*Excerpted data:*
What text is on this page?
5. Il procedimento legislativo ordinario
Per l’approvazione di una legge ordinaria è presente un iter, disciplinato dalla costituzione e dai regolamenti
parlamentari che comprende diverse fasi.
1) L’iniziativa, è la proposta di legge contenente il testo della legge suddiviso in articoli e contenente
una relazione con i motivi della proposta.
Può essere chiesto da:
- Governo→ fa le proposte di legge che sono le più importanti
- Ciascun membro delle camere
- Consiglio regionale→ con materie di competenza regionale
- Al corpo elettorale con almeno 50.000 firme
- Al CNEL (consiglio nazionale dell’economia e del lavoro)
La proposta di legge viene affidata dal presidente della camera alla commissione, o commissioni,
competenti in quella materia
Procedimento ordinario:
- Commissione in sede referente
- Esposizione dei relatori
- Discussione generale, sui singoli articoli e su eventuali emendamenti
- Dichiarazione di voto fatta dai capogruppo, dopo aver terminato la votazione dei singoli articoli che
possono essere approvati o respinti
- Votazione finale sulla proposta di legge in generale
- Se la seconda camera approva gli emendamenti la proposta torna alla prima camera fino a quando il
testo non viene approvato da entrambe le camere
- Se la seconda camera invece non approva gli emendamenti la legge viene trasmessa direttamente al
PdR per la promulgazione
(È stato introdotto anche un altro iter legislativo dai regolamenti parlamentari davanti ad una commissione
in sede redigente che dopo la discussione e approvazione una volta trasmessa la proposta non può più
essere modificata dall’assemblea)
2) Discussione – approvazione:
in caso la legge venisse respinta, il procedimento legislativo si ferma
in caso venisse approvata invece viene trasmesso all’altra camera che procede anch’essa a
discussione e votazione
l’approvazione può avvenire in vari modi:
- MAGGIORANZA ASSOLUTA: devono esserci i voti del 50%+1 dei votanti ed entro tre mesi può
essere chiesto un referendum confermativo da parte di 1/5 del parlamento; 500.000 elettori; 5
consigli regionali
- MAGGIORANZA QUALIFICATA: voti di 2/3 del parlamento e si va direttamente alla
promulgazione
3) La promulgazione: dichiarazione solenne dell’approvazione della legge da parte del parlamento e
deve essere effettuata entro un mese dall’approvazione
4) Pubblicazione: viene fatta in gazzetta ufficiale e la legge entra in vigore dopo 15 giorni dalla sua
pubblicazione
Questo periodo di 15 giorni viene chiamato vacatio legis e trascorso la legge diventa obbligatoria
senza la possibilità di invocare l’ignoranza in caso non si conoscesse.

*Goal:* Write down every line of the data exactly as it appears above.

*Task output:*
What text is on this page?
5. Il procedimento legislativo ordinario
Per l’approvazione di una legge ordinaria è presente un iter, disciplinato dalla costituzione e dai regolamenti
parlamentari che comprende diverse fasi.
1) L’iniziativa, è la proposta di legge contenente il testo della legge suddiviso in articoli e contenente
una relazione con i motivi della proposta.
Può essere chiesto da:
- Governo→ fa le proposte di legge che sono le più importanti
- Ciascun membro delle camere
- Consiglio regionale→ con materie di competenza regionale
- Al corpo elettorale con almeno 50.000 firme
- Al CNEL (consiglio nazionale dell’economia e del lavoro)
La proposta di legge viene affidata dal presidente della camera alla commissione, o commissioni,
competenti in quella materia
Procedimento ordinario:
- Commissione in sede referente
- Esposizione dei relatori
- Discussione generale, sui singoli articoli e su eventuali emendamenti
- Dichiarazione di voto fatta dai capogruppo, dopo aver terminato la votazione dei singoli articoli che
possono essere approvati o respinti
- Votazione finale sulla proposta di legge in generale
- Se la seconda camera approva gli emendamenti la proposta torna alla prima camera fino a quando il
testo non viene approvato da entrambe le camere
- Se la seconda camera invece non approva gli emendamenti la legge viene trasmessa direttamente al
PdR per la promulgazione
(È stato introdotto anche un altro iter legislativo dai regolamenti parlamentari davanti ad una commissione
in sede redigente che dopo la discussione e approvazione una volta trasmessa la proposta non può più
essere modificata dall’assemblea)
2) Discussione – approvazione:
in caso la legge venisse respinta, il procedimento legislativo si ferma
in caso venisse approvata invece viene trasmesso all’altra camera che procede anch’essa a
discussione e votazione
l’approvazione può avvenire in vari modi:
- MAGGIORANZA ASSOLUTA: devono esserci i voti del 50%+1 dei votanti ed entro tre mesi può
essere chiesto un referendum confermativo da parte di 1/5 del parlamento; 500.000 elettori; 5
consigli regionali
- MAGGIORANZA QUALIFICATA: voti di 2/3 del parlamento e si va direttamente alla
promulgazione
3) La promulgazione: dichiarazione solenne dell’approvazione della legge da parte del parlamento e
deve essere effettuata entro un mese dall’approvazione
4) Pubblicazione: viene fatta in gazzetta ufficiale e la legge entra in vigore dopo 15 giorni dalla sua
pubblicazione
Questo periodo di 15 giorni viene chiamato vacatio legis e trascorso la legge diventa obbligatoria
senza la possibilità di invocare l’ignoranza in caso non si conoscesse.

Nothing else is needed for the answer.